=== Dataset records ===

========================================================================

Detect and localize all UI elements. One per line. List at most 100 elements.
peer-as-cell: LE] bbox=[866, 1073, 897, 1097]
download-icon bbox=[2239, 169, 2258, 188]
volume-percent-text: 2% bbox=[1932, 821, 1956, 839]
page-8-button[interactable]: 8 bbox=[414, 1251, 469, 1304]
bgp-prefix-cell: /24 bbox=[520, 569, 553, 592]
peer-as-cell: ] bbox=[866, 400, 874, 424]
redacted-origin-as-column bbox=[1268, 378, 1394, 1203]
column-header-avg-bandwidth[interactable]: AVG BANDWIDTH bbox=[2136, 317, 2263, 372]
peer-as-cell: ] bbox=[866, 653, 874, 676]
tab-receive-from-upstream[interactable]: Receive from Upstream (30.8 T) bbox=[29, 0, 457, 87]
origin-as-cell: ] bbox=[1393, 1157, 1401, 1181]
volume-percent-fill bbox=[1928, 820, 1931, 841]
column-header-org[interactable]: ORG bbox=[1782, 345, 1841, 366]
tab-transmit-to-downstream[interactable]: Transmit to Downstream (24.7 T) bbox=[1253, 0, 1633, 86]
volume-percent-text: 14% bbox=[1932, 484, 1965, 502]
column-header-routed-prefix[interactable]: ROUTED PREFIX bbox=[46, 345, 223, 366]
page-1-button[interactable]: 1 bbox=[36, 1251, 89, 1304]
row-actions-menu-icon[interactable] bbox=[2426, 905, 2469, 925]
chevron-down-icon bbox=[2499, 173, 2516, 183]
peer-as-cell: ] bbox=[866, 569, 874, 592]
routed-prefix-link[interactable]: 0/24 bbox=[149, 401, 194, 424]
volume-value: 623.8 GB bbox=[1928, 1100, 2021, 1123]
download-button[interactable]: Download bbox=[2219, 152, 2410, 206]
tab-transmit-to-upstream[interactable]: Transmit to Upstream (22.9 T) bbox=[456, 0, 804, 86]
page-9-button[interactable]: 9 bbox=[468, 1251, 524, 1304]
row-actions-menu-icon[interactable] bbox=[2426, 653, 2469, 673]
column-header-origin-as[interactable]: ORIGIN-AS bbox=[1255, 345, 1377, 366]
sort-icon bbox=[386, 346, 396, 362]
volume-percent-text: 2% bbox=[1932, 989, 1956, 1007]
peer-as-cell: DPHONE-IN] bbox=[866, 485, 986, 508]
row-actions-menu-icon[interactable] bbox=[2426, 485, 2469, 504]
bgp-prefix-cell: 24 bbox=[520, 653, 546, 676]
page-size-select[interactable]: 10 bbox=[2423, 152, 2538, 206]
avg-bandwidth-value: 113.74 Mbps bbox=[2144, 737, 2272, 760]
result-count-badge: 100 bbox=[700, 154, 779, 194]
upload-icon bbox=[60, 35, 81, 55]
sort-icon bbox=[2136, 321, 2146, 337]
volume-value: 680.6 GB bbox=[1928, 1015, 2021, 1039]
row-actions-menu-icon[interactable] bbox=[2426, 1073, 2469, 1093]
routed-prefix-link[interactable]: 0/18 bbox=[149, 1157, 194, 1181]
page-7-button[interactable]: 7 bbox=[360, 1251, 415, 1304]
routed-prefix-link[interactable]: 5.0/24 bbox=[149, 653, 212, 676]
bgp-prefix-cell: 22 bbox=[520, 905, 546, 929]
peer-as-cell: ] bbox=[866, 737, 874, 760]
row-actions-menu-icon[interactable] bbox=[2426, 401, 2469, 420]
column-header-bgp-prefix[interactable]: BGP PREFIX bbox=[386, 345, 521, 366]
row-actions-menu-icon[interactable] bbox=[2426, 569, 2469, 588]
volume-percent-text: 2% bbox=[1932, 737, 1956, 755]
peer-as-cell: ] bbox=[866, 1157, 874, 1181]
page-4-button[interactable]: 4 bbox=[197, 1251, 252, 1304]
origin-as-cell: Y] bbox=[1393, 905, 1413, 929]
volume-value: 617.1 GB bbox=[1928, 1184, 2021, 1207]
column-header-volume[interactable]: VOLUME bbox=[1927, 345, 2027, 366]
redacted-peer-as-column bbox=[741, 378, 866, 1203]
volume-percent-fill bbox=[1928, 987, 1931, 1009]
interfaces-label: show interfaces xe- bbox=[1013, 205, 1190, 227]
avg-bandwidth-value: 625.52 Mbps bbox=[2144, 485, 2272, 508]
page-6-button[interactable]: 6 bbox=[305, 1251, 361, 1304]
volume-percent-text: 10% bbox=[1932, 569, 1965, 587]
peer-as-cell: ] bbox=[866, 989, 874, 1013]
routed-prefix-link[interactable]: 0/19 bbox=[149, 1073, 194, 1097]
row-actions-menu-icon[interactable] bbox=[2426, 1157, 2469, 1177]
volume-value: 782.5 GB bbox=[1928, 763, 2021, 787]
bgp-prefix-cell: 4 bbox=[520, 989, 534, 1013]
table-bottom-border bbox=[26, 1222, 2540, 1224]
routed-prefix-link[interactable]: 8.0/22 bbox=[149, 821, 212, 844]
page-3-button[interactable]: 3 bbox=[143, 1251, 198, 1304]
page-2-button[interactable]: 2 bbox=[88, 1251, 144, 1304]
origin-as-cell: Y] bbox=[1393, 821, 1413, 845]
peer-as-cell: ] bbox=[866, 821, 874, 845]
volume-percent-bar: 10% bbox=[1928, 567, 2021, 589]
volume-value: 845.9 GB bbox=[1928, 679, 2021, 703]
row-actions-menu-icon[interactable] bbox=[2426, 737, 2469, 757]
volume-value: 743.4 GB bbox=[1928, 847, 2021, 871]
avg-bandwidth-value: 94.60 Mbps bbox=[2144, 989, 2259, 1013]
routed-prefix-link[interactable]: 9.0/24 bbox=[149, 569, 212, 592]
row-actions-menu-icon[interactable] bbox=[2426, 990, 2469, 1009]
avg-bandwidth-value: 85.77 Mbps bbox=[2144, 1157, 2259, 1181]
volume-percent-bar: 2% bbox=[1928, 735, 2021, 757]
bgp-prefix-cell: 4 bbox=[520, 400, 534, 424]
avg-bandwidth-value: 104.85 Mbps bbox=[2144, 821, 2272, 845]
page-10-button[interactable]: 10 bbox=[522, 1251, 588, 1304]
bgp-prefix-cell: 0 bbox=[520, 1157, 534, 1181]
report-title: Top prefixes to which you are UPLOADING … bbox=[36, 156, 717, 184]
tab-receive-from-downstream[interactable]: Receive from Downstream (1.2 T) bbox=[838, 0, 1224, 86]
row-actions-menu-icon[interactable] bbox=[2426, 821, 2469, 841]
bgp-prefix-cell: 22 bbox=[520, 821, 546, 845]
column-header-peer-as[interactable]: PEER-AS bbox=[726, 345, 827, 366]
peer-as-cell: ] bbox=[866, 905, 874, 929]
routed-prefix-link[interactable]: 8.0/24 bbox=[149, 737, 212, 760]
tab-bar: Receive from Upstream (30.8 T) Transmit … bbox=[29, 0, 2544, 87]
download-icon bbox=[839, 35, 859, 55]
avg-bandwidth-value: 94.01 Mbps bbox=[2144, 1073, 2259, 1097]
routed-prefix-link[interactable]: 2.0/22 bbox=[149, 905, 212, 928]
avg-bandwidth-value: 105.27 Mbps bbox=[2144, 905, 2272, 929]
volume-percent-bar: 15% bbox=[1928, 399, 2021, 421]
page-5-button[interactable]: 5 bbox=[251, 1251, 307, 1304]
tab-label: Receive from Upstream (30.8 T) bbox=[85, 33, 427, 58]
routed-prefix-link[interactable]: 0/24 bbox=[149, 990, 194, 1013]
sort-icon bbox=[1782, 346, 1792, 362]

========================================================================

=== Directions for this task ===
Please render every line of the rows above as a JSON list of strings, one string per line, skipping any blank lines.

=== Finished task ===
[
  "Detect and localize all UI elements. One per line. List at most 100 elements.",
  "peer-as-cell: LE] bbox=[866, 1073, 897, 1097]",
  "download-icon bbox=[2239, 169, 2258, 188]",
  "volume-percent-text: 2% bbox=[1932, 821, 1956, 839]",
  "page-8-button[interactable]: 8 bbox=[414, 1251, 469, 1304]",
  "bgp-prefix-cell: /24 bbox=[520, 569, 553, 592]",
  "peer-as-cell: ] bbox=[866, 400, 874, 424]",
  "redacted-origin-as-column bbox=[1268, 378, 1394, 1203]",
  "column-header-avg-bandwidth[interactable]: AVG BANDWIDTH bbox=[2136, 317, 2263, 372]",
  "peer-as-cell: ] bbox=[866, 653, 874, 676]",
  "tab-receive-from-upstream[interactable]: Receive from Upstream (30.8 T) bbox=[29, 0, 457, 87]",
  "origin-as-cell: ] bbox=[1393, 1157, 1401, 1181]",
  "volume-percent-fill bbox=[1928, 820, 1931, 841]",
  "column-header-org[interactable]: ORG bbox=[1782, 345, 1841, 366]",
  "tab-transmit-to-downstream[interactable]: Transmit to Downstream (24.7 T) bbox=[1253, 0, 1633, 86]",
  "volume-percent-text: 14% bbox=[1932, 484, 1965, 502]",
  "column-header-routed-prefix[interactable]: ROUTED PREFIX bbox=[46, 345, 223, 366]",
  "page-1-button[interactable]: 1 bbox=[36, 1251, 89, 1304]",
  "row-actions-menu-icon[interactable] bbox=[2426, 905, 2469, 925]",
  "chevron-down-icon bbox=[2499, 173, 2516, 183]",
  "peer-as-cell: ] bbox=[866, 569, 874, 592]",
  "routed-prefix-link[interactable]: 0/24 bbox=[149, 401, 194, 424]",
  "volume-value: 623.8 GB bbox=[1928, 1100, 2021, 1123]",
  "download-button[interactable]: Download bbox=[2219, 152, 2410, 206]",
  "tab-transmit-to-upstream[interactable]: Transmit to Upstream (22.9 T) bbox=[456, 0, 804, 86]",
  "page-9-button[interactable]: 9 bbox=[468, 1251, 524, 1304]",
  "row-actions-menu-icon[interactable] bbox=[2426, 653, 2469, 673]",
  "column-header-origin-as[interactable]: ORIGIN-AS bbox=[1255, 345, 1377, 366]",
  "sort-icon bbox=[386, 346, 396, 362]",
  "volume-percent-text: 2% bbox=[1932, 989, 1956, 1007]",
  "peer-as-cell: DPHONE-IN] bbox=[866, 485, 986, 508]",
  "row-actions-menu-icon[interactable] bbox=[2426, 485, 2469, 504]",
  "bgp-prefix-cell: 24 bbox=[520, 653, 546, 676]",
  "page-size-select[interactable]: 10 bbox=[2423, 152, 2538, 206]",
  "avg-bandwidth-value: 113.74 Mbps bbox=[2144, 737, 2272, 760]",
  "result-count-badge: 100 bbox=[700, 154, 779, 194]",
  "upload-icon bbox=[60, 35, 81, 55]",
  "sort-icon bbox=[2136, 321, 2146, 337]",
  "volume-value: 680.6 GB bbox=[1928, 1015, 2021, 1039]",
  "row-actions-menu-icon[interactable] bbox=[2426, 1073, 2469, 1093]",
  "routed-prefix-link[interactable]: 0/18 bbox=[149, 1157, 194, 1181]",
  "page-7-button[interactable]: 7 bbox=[360, 1251, 415, 1304]",
  "routed-prefix-link[interactable]: 5.0/24 bbox=[149, 653, 212, 676]",
  "bgp-prefix-cell: 22 bbox=[520, 905, 546, 929]",
  "peer-as-cell: ] bbox=[866, 737, 874, 760]",
  "row-actions-menu-icon[interactable] bbox=[2426, 401, 2469, 420]",
  "column-header-bgp-prefix[interactable]: BGP PREFIX bbox=[386, 345, 521, 366]",
  "row-actions-menu-icon[interactable] bbox=[2426, 569, 2469, 588]",
  "volume-percent-text: 2% bbox=[1932, 737, 1956, 755]",
  "peer-as-cell: ] bbox=[866, 1157, 874, 1181]",
  "page-4-button[interactable]: 4 bbox=[197, 1251, 252, 1304]",
  "origin-as-cell: Y] bbox=[1393, 905, 1413, 929]",
  "volume-value: 617.1 GB bbox=[1928, 1184, 2021, 1207]",
  "column-header-volume[interactable]: VOLUME bbox=[1927, 345, 2027, 366]",
  "redacted-peer-as-column bbox=[741, 378, 866, 1203]",
  "volume-percent-fill bbox=[1928, 987, 1931, 1009]",
  "interfaces-label: show interfaces xe- bbox=[1013, 205, 1190, 227]",
  "avg-bandwidth-value: 625.52 Mbps bbox=[2144, 485, 2272, 508]",
  "page-6-button[interactable]: 6 bbox=[305, 1251, 361, 1304]",
  "volume-percent-text: 10% bbox=[1932, 569, 1965, 587]",
  "peer-as-cell: ] bbox=[866, 989, 874, 1013]",
  "routed-prefix-link[interactable]: 0/19 bbox=[149, 1073, 194, 1097]",
  "row-actions-menu-icon[interactable] bbox=[2426, 1157, 2469, 1177]",
  "volume-value: 782.5 GB bbox=[1928, 763, 2021, 787]",
  "bgp-prefix-cell: 4 bbox=[520, 989, 534, 1013]",
  "table-bottom-border bbox=[26, 1222, 2540, 1224]",
  "routed-prefix-link[interactable]: 8.0/22 bbox=[149, 821, 212, 844]",
  "page-3-button[interactable]: 3 bbox=[143, 1251, 198, 1304]",
  "page-2-button[interactable]: 2 bbox=[88, 1251, 144, 1304]",
  "origin-as-cell: Y] bbox=[1393, 821, 1413, 845]",
  "peer-as-cell: ] bbox=[866, 821, 874, 845]",
  "volume-percent-bar: 10% bbox=[1928, 567, 2021, 589]",
  "volume-value: 845.9 GB bbox=[1928, 679, 2021, 703]",
  "row-actions-menu-icon[interactable] bbox=[2426, 737, 2469, 757]",
  "volume-value: 743.4 GB bbox=[1928, 847, 2021, 871]",
  "avg-bandwidth-value: 94.60 Mbps bbox=[2144, 989, 2259, 1013]",
  "routed-prefix-link[interactable]: 9.0/24 bbox=[149, 569, 212, 592]",
  "row-actions-menu-icon[interactable] bbox=[2426, 990, 2469, 1009]",
  "avg-bandwidth-value: 85.77 Mbps bbox=[2144, 1157, 2259, 1181]",
  "volume-percent-bar: 2% bbox=[1928, 735, 2021, 757]",
  "bgp-prefix-cell: 4 bbox=[520, 400, 534, 424]",
  "avg-bandwidth-value: 104.85 Mbps bbox=[2144, 821, 2272, 845]",
  "page-10-button[interactable]: 10 bbox=[522, 1251, 588, 1304]",
  "bgp-prefix-cell: 0 bbox=[520, 1157, 534, 1181]",
  "report-title: Top prefixes to which you are UPLOADING … bbox=[36, 156, 717, 184]",
  "tab-receive-from-downstream[interactable]: Receive from Downstream (1.2 T) bbox=[838, 0, 1224, 86]",
  "row-actions-menu-icon[interactable] bbox=[2426, 821, 2469, 841]",
  "bgp-prefix-cell: 22 bbox=[520, 821, 546, 845]",
  "column-header-peer-as[interactable]: PEER-AS bbox=[726, 345, 827, 366]",
  "peer-as-cell: ] bbox=[866, 905, 874, 929]",
  "routed-prefix-link[interactable]: 8.0/24 bbox=[149, 737, 212, 760]",
  "tab-bar: Receive from Upstream (30.8 T) Transmit … bbox=[29, 0, 2544, 87]",
  "download-icon bbox=[839, 35, 859, 55]",
  "avg-bandwidth-value: 94.01 Mbps bbox=[2144, 1073, 2259, 1097]",
  "routed-prefix-link[interactable]: 2.0/22 bbox=[149, 905, 212, 928]",
  "avg-bandwidth-value: 105.27 Mbps bbox=[2144, 905, 2272, 929]",
  "volume-percent-bar: 15% bbox=[1928, 399, 2021, 421]",
  "page-5-button[interactable]: 5 bbox=[251, 1251, 307, 1304]",
  "tab-label: Receive from Upstream (30.8 T) bbox=[85, 33, 427, 58]",
  "routed-prefix-link[interactable]: 0/24 bbox=[149, 990, 194, 1013]",
  "sort-icon bbox=[1782, 346, 1792, 362]"
]